[PROBLEM SET]
1. Can you reproduce word for word the stretch of the bungalow renovation essay from "My old friend" through "the bungalow frenzy."?
2. Could you write the next part of the essay about renovating the 1926 San Francisco bungalow, starting after its final sentence?

[EXCERPT PROVIDED]
Chimney Sweep

What we’ve realized as we renovate our beloved S.F. dwelling

My old friend Amanda was having work done on her home in the Catskills. She called me one evening, almost in tears. There was lumber all over. She was microwaving dinner in the bathroom. But then came her epiphany: “Sometimes, Kevin, you need to make a big mess so you can straighten up your life.”

In 1926, Calvin Coolidge was the president of the United States. On Nov. 11, 1926, a highway known as Route 66 opened for business. Had Silent Cal gotten into the presidential limo that year and driven along the Main Street of America, he might have found himself in the Golden State. Had he gone farther north, he might have discovered that on the southern border of San Francisco, in a tract of land that would one day be known as the outer, outer, outer, outer Excelsior, some builders had been caught up in the bungalow frenzy.

The word “bungalow” comes from the word “bungaloue,” shelters quickly built in India, done in the style of the Bengali. When building vacation cottages on the English seacoast in 1869, a clever marketer appropriated the term “bungalow” to give them an exotic feel. It stuck.

The word came to mean a small home, generally a single story with a sloping roof, and was the darling of the Arts and Crafts movement of the early 20th century.

Yes, in 1926, the Bedlam Blue Bungalow was built. It wasn’t blue then. And the bedlam had not yet moved in. The dining room had gumwood cabinets, the chimney worked and somewhere along the line, they added a bedroom and the porch got closed in.

[DATA SHOWN]
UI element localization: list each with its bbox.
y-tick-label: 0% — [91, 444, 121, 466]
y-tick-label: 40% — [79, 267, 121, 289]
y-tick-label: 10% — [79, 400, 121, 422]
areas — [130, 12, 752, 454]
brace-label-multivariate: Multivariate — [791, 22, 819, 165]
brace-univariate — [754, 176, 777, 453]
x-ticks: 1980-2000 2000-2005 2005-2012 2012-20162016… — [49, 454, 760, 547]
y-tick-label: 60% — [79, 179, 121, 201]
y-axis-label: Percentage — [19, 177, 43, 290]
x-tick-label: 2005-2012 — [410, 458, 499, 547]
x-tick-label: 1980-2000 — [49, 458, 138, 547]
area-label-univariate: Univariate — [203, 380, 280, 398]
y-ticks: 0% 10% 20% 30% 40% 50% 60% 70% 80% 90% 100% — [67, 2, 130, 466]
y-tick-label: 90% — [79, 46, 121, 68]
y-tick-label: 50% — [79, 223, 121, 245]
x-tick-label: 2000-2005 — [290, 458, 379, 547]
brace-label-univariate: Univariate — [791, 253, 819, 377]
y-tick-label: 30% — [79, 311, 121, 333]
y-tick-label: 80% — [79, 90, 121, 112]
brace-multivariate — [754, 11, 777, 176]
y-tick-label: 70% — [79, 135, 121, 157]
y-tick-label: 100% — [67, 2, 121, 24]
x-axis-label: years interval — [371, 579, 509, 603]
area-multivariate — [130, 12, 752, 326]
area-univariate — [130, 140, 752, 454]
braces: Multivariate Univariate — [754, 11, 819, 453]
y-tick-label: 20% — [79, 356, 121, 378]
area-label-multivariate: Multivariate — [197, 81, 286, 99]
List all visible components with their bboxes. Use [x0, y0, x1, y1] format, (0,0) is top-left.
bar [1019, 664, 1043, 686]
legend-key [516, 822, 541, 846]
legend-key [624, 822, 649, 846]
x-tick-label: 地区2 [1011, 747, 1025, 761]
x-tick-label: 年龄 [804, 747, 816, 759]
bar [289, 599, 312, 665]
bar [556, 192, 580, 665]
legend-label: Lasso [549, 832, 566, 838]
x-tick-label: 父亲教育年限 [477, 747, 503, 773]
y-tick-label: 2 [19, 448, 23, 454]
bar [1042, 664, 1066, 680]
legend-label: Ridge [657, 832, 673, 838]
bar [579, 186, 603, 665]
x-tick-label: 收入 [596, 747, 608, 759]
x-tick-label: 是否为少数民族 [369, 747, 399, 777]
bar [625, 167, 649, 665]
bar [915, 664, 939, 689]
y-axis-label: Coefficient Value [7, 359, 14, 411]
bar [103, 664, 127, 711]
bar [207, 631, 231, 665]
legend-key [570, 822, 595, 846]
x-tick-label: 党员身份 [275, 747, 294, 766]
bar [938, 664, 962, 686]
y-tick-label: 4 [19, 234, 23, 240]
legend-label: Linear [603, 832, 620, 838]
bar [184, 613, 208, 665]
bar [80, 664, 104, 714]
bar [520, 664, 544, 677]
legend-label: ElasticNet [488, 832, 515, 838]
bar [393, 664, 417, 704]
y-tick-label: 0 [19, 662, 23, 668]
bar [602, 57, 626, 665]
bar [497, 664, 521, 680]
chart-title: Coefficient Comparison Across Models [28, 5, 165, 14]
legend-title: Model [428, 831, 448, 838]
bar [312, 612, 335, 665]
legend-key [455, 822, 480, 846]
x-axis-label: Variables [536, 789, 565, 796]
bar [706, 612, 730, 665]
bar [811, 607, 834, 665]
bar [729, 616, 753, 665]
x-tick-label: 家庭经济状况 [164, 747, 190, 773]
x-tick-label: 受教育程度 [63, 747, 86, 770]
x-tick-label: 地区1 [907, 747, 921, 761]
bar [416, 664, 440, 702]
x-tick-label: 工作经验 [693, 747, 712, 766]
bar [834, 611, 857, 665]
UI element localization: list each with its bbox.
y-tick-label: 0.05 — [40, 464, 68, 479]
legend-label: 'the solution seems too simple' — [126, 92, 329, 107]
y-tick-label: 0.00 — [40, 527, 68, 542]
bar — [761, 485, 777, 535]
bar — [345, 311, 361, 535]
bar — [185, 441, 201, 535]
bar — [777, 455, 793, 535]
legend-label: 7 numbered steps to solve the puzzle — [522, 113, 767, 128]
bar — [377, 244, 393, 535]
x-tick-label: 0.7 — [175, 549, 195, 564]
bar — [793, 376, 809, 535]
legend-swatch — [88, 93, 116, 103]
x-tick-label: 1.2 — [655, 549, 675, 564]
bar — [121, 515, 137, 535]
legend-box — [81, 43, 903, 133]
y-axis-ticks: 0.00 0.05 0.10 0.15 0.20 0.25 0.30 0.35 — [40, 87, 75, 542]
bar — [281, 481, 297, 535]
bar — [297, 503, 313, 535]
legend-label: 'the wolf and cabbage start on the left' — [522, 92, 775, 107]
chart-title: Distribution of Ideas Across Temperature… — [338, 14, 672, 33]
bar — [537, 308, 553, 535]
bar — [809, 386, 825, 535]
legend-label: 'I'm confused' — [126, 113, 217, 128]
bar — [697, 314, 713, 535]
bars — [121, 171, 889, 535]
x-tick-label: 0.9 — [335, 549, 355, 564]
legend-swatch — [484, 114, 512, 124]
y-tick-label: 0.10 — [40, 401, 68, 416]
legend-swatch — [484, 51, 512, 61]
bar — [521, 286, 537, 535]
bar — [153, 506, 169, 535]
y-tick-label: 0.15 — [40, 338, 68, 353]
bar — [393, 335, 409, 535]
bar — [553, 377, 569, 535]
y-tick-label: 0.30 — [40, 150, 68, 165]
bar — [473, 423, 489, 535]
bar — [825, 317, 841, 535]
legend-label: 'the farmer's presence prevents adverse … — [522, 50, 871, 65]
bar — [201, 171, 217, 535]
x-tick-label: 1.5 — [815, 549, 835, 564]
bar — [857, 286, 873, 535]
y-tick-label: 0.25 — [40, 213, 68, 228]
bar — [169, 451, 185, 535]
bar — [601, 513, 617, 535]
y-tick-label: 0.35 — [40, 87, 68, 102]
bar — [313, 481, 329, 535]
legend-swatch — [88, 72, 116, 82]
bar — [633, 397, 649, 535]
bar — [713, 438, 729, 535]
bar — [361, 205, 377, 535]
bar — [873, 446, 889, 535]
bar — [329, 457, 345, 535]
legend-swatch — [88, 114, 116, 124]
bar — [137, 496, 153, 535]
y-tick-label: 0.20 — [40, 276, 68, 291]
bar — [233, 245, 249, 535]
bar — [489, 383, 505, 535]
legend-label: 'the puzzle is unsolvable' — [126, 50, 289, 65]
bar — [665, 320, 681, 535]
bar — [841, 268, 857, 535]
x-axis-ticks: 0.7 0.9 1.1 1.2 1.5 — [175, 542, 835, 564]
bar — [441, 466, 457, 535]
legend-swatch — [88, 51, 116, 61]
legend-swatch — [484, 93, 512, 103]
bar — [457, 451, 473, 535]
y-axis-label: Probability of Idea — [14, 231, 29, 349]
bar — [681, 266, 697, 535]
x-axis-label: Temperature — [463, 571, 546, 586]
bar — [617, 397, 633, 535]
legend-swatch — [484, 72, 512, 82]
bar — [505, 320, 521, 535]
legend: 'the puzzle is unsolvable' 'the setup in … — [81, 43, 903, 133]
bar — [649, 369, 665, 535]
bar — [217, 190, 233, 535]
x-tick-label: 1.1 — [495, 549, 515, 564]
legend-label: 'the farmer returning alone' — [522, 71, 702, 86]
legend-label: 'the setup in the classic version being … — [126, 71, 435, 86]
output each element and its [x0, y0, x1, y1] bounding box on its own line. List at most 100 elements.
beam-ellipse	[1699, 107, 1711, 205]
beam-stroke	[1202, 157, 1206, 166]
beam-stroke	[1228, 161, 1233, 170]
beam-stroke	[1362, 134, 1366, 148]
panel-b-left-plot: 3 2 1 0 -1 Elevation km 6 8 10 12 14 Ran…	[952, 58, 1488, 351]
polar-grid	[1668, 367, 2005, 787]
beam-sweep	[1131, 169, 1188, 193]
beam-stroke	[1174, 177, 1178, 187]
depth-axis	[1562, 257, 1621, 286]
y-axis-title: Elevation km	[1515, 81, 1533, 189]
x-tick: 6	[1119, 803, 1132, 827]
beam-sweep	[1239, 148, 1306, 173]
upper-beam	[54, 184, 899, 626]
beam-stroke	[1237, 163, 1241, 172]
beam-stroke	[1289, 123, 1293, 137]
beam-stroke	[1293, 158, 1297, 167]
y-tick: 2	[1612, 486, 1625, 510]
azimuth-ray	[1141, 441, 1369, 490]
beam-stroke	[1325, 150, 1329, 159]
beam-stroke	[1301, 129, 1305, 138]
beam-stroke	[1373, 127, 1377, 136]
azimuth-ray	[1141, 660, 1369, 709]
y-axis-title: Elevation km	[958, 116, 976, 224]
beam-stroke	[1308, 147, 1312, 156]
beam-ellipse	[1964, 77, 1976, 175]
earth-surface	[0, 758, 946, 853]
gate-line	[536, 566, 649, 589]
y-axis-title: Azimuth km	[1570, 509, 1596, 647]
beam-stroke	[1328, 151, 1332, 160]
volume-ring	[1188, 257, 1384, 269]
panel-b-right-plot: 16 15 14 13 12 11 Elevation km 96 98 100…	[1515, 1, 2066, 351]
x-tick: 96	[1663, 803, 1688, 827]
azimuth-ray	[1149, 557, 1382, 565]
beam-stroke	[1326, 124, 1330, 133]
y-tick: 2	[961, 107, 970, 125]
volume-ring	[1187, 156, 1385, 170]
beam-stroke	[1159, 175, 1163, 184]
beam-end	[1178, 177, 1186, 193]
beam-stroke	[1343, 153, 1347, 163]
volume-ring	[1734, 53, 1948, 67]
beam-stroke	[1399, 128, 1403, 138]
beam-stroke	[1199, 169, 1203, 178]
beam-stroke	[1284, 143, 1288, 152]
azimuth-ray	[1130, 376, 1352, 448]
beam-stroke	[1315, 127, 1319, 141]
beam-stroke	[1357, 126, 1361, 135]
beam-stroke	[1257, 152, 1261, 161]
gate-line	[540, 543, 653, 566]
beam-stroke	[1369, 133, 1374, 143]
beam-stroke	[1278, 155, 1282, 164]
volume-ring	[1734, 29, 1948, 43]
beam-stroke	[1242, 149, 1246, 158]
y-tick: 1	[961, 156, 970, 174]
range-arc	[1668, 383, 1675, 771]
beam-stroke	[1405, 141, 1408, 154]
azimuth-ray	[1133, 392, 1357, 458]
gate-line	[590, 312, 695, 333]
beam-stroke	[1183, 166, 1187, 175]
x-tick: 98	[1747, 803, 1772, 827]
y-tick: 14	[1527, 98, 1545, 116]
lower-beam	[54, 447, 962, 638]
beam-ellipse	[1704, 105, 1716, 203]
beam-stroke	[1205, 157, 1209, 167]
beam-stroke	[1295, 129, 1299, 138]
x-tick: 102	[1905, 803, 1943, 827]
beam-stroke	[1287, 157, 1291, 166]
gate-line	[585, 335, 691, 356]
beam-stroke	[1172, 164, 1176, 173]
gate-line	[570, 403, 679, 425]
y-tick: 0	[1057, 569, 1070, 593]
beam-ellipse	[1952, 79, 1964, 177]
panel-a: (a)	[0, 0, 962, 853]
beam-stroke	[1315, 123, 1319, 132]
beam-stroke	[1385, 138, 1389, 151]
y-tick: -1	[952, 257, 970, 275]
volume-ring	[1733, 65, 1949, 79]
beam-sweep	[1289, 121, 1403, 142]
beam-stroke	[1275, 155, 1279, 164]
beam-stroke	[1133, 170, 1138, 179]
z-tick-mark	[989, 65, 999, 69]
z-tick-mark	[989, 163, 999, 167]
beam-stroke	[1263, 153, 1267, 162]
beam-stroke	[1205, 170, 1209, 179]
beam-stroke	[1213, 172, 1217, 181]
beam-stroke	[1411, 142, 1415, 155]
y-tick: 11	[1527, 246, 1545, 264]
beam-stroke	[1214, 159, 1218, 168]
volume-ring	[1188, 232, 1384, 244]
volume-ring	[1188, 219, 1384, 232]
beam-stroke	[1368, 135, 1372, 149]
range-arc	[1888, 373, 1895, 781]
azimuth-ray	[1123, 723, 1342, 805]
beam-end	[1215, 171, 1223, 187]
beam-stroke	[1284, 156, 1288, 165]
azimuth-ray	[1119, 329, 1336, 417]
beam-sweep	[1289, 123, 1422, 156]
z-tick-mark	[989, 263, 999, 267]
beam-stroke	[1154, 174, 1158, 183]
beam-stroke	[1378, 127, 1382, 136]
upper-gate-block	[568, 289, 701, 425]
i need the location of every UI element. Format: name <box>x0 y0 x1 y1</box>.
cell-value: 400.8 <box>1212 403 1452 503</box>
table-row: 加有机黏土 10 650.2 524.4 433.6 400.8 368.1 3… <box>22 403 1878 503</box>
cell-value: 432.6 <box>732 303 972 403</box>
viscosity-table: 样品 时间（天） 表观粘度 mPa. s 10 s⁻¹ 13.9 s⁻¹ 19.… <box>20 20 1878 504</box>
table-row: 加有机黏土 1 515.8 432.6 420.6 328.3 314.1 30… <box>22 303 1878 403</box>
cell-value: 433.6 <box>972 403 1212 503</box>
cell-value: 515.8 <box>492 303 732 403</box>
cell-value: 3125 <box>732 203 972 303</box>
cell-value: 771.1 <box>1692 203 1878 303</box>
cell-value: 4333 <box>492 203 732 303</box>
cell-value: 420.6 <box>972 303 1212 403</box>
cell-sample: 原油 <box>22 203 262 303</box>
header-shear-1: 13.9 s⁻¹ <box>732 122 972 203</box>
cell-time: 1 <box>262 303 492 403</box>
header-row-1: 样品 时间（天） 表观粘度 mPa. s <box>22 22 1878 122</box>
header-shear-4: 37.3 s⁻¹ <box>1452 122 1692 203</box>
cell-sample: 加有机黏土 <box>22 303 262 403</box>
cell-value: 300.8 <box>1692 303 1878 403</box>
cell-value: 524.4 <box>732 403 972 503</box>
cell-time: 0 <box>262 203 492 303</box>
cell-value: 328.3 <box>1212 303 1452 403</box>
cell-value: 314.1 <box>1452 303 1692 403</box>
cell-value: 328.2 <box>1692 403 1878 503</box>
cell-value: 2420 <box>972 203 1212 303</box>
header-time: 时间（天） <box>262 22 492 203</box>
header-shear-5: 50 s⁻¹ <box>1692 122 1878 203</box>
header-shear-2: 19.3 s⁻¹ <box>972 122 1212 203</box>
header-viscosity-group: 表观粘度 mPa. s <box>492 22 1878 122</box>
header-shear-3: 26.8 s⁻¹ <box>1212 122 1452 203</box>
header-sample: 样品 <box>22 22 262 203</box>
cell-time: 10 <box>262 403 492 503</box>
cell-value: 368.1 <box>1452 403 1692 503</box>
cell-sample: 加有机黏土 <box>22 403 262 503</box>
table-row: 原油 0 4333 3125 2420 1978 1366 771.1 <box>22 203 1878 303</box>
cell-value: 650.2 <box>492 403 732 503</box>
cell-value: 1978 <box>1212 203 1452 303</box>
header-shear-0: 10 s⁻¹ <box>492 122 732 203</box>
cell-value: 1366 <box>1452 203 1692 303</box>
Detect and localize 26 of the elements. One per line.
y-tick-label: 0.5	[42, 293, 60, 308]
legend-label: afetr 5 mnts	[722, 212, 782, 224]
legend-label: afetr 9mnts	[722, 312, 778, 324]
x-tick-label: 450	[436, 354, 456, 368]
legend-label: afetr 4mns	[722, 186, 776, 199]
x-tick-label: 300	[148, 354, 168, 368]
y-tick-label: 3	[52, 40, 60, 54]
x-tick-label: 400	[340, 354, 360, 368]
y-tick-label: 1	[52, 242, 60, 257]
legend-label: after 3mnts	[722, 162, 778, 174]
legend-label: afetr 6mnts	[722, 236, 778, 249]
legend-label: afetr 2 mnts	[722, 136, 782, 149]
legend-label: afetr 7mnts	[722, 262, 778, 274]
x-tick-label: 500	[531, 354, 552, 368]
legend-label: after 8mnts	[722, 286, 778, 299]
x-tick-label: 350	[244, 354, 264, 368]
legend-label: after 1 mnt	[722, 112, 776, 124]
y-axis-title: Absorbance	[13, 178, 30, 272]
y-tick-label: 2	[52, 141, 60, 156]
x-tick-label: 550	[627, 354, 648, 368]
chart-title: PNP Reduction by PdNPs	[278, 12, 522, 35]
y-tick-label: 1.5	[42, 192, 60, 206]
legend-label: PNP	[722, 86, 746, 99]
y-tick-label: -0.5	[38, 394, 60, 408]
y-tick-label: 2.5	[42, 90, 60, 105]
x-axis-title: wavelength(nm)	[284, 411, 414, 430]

[RESPONSES TO THE TASKS]
1.
My old friend Amanda was having work done on her home in the Catskills. She called me one evening, almost in tears. There was lumber all over. She was microwaving dinner in the bathroom. But then came her epiphany: “Sometimes, Kevin, you need to make a big mess so you can straighten up your life.”

In 1926, Calvin Coolidge was the president of the United States. On Nov. 11, 1926, a highway known as Route 66 opened for business. Had Silent Cal gotten into the presidential limo that year and driven along the Main Street of America, he might have found himself in the Golden State. Had he gone farther north, he might have discovered that on the southern border of San Francisco, in a tract of land that would one day be known as the outer, outer, outer, outer Excelsior, some builders had been caught up in the bungalow frenzy.

2.
But for the most part, it sat quietly on a corner until almost the end of the 20th century, when it was invaded by Fisher-Paulsons. And our bedlam.

At first there were only two of us: my husband, Brian, and me. And the dogs: In 23 years Miss Grrrl, Diva, Wolfcub, Qp, Krypto, Buddyboy, Bandit and Queenie have all lived here. Somewhere during that dynasty, two human boys adopted the pack, Zane and Aidan.

Early in our tenancy around 1999, there was a fire. A roofer had let a spark get caught in the fly space. Do you know what they used for insulation in 1926? newspapers. Maybe even The Chronicle. And those old periodicals flamed up, and firefighters came in and flooded our little home.

By that time the gumwood had more than 70 years to dry, and so every board in the room warped under those hoses. We fixed the windows, replaced the cabinets, and some very nice men sanded the floors. They had to rub down pretty far to get it even, but they did and the Fisher-Paulsons lived happily, well, if not ever after, at least temporarily.

Which brings us back to the dogs.

Truth of the matter is that all dogs urinate. Some more than others. Old Krypto, you couldn’t walk him past a vertical surface without him raising a leg.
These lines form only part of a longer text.